THE EXERCISE: Do not copy the pictures; transcribe all other material exactly.
== == ==
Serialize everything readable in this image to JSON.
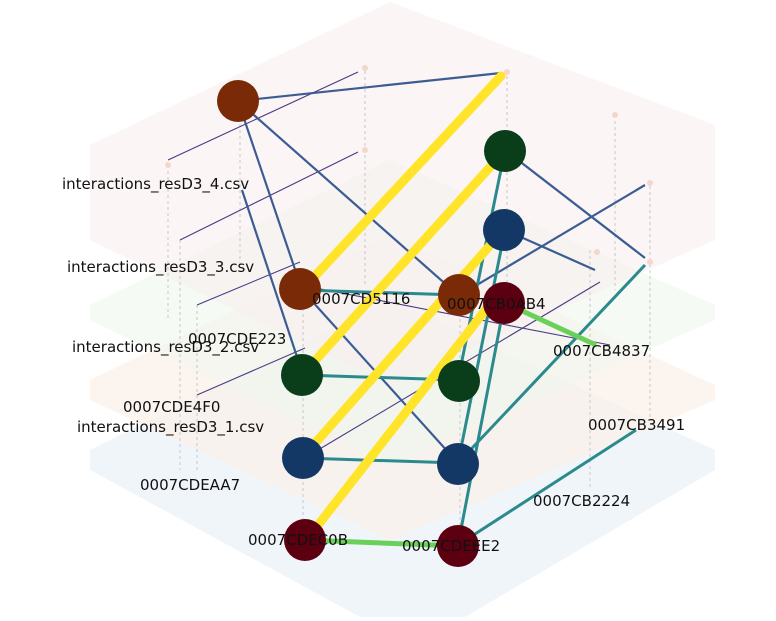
{
  "diagram": {
    "type": "multilayer-network-3d",
    "layers": [
      {
        "id": "L4",
        "label": "interactions_resD3_4.csv",
        "color": "#f9eeee"
      },
      {
        "id": "L3",
        "label": "interactions_resD3_3.csv",
        "color": "#eef6ee"
      },
      {
        "id": "L2",
        "label": "interactions_resD3_2.csv",
        "color": "#fbf1e8"
      },
      {
        "id": "L1",
        "label": "interactions_resD3_1.csv",
        "color": "#edf3f9"
      }
    ],
    "node_labels": [
      {
        "id": "CD5116",
        "text": "0007CD5116"
      },
      {
        "id": "CB0AB4",
        "text": "0007CB0AB4"
      },
      {
        "id": "CDE223",
        "text": "0007CDE223"
      },
      {
        "id": "CB4837",
        "text": "0007CB4837"
      },
      {
        "id": "CDE4F0",
        "text": "0007CDE4F0"
      },
      {
        "id": "CB3491",
        "text": "0007CB3491"
      },
      {
        "id": "CDEAA7",
        "text": "0007CDEAA7"
      },
      {
        "id": "CB2224",
        "text": "0007CB2224"
      },
      {
        "id": "CDEC0B",
        "text": "0007CDEC0B"
      },
      {
        "id": "CDEEE2",
        "text": "0007CDEEE2"
      }
    ],
    "node_colors": {
      "brown": "#7a2a07",
      "green": "#0a3d1a",
      "navy": "#143866",
      "maroon": "#5c0011"
    },
    "edge_colors": {
      "intra": "#3c5c94",
      "teal": "#2a8a8e",
      "inter_strong": "#ffe42a",
      "green": "#6bd05a",
      "purple": "#4c3a86"
    }
  }
}
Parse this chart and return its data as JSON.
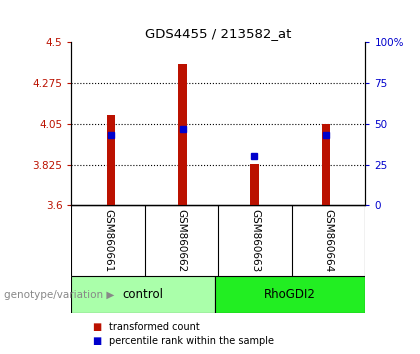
{
  "title": "GDS4455 / 213582_at",
  "samples": [
    "GSM860661",
    "GSM860662",
    "GSM860663",
    "GSM860664"
  ],
  "bar_values": [
    4.1,
    4.38,
    3.83,
    4.05
  ],
  "bar_bottom": 3.6,
  "percentile_pct": [
    43,
    47,
    30,
    43
  ],
  "ylim_left": [
    3.6,
    4.5
  ],
  "ylim_right": [
    0,
    100
  ],
  "yticks_left": [
    3.6,
    3.825,
    4.05,
    4.275,
    4.5
  ],
  "ytick_labels_left": [
    "3.6",
    "3.825",
    "4.05",
    "4.275",
    "4.5"
  ],
  "yticks_right": [
    0,
    25,
    50,
    75,
    100
  ],
  "ytick_labels_right": [
    "0",
    "25",
    "50",
    "75",
    "100%"
  ],
  "bar_color": "#bb1100",
  "dot_color": "#0000cc",
  "group_colors_control": "#aaffaa",
  "group_colors_RhoGDI2": "#22ee22",
  "group_label": "genotype/variation",
  "legend_bar_label": "transformed count",
  "legend_dot_label": "percentile rank within the sample",
  "bar_width": 0.12,
  "sample_area_color": "#cccccc",
  "plot_bg_color": "#ffffff"
}
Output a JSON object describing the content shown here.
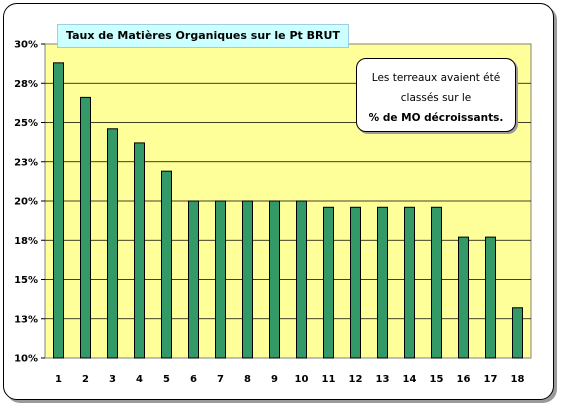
{
  "chart_data": {
    "type": "bar",
    "title": "Taux de Matières Organiques sur le Pt BRUT",
    "categories": [
      "1",
      "2",
      "3",
      "4",
      "5",
      "6",
      "7",
      "8",
      "9",
      "10",
      "11",
      "12",
      "13",
      "14",
      "15",
      "16",
      "17",
      "18"
    ],
    "values": [
      28.8,
      26.6,
      24.6,
      23.7,
      21.9,
      20.0,
      20.0,
      20.0,
      20.0,
      20.0,
      19.6,
      19.6,
      19.6,
      19.6,
      19.6,
      17.7,
      17.7,
      13.2
    ],
    "y_tick_labels": [
      "10%",
      "13%",
      "15%",
      "18%",
      "20%",
      "23%",
      "25%",
      "28%",
      "30%"
    ],
    "ylim": [
      10,
      30
    ],
    "xlabel": "",
    "ylabel": "",
    "grid": true,
    "colors": {
      "plot_bg": "#ffff99",
      "bar": "#339966",
      "bar_stroke": "#000000",
      "title_bg": "#ccffff"
    },
    "annotation": {
      "line1": "Les terreaux avaient été",
      "line2": "classés sur le",
      "line3": "% de MO décroissants."
    }
  }
}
== == ==
EXERCISE OUTPUT:
Serialize everything readable in this image to JSON.
{
  "diagram": {
    "type": "multilayer-network-3d",
    "layers": [
      {
        "id": "L4",
        "label": "interactions_resD3_4.csv",
        "color": "#f9eeee"
      },
      {
        "id": "L3",
        "label": "interactions_resD3_3.csv",
        "color": "#eef6ee"
      },
      {
        "id": "L2",
        "label": "interactions_resD3_2.csv",
        "color": "#fbf1e8"
      },
      {
        "id": "L1",
        "label": "interactions_resD3_1.csv",
        "color": "#edf3f9"
      }
    ],
    "node_labels": [
      {
        "id": "CD5116",
        "text": "0007CD5116"
      },
      {
        "id": "CB0AB4",
        "text": "0007CB0AB4"
      },
      {
        "id": "CDE223",
        "text": "0007CDE223"
      },
      {
        "id": "CB4837",
        "text": "0007CB4837"
      },
      {
        "id": "CDE4F0",
        "text": "0007CDE4F0"
      },
      {
        "id": "CB3491",
        "text": "0007CB3491"
      },
      {
        "id": "CDEAA7",
        "text": "0007CDEAA7"
      },
      {
        "id": "CB2224",
        "text": "0007CB2224"
      },
      {
        "id": "CDEC0B",
        "text": "0007CDEC0B"
      },
      {
        "id": "CDEEE2",
        "text": "0007CDEEE2"
      }
    ],
    "node_colors": {
      "brown": "#7a2a07",
      "green": "#0a3d1a",
      "navy": "#143866",
      "maroon": "#5c0011"
    },
    "edge_colors": {
      "intra": "#3c5c94",
      "teal": "#2a8a8e",
      "inter_strong": "#ffe42a",
      "green": "#6bd05a",
      "purple": "#4c3a86"
    }
  }
}
Parse this chart and return its data as JSON.
{
  "title": "GDS4455 / 213582_at",
  "samples": [
    "GSM860661",
    "GSM860662",
    "GSM860663",
    "GSM860664"
  ],
  "bar_values": [
    4.1,
    4.38,
    3.83,
    4.05
  ],
  "bar_bottom": 3.6,
  "percentile_pct": [
    43,
    47,
    30,
    43
  ],
  "ylim_left": [
    3.6,
    4.5
  ],
  "ylim_right": [
    0,
    100
  ],
  "yticks_left": [
    3.6,
    3.825,
    4.05,
    4.275,
    4.5
  ],
  "ytick_labels_left": [
    "3.6",
    "3.825",
    "4.05",
    "4.275",
    "4.5"
  ],
  "yticks_right": [
    0,
    25,
    50,
    75,
    100
  ],
  "ytick_labels_right": [
    "0",
    "25",
    "50",
    "75",
    "100%"
  ],
  "bar_color": "#bb1100",
  "dot_color": "#0000cc",
  "group_colors_control": "#aaffaa",
  "group_colors_RhoGDI2": "#22ee22",
  "group_label": "genotype/variation",
  "legend_bar_label": "transformed count",
  "legend_dot_label": "percentile rank within the sample",
  "bar_width": 0.12,
  "sample_area_color": "#cccccc",
  "plot_bg_color": "#ffffff"
}
Output a JSON object describing the content shown here.
{
  "chart_data": {
    "type": "bar",
    "title": "Taux de Matières Organiques sur le Pt BRUT",
    "categories": [
      "1",
      "2",
      "3",
      "4",
      "5",
      "6",
      "7",
      "8",
      "9",
      "10",
      "11",
      "12",
      "13",
      "14",
      "15",
      "16",
      "17",
      "18"
    ],
    "values": [
      28.8,
      26.6,
      24.6,
      23.7,
      21.9,
      20.0,
      20.0,
      20.0,
      20.0,
      20.0,
      19.6,
      19.6,
      19.6,
      19.6,
      19.6,
      17.7,
      17.7,
      13.2
    ],
    "y_tick_labels": [
      "10%",
      "13%",
      "15%",
      "18%",
      "20%",
      "23%",
      "25%",
      "28%",
      "30%"
    ],
    "ylim": [
      10,
      30
    ],
    "xlabel": "",
    "ylabel": "",
    "grid": true,
    "colors": {
      "plot_bg": "#ffff99",
      "bar": "#339966",
      "bar_stroke": "#000000",
      "title_bg": "#ccffff"
    },
    "annotation": {
      "line1": "Les terreaux avaient été",
      "line2": "classés sur le",
      "line3": "% de MO décroissants."
    }
  }
}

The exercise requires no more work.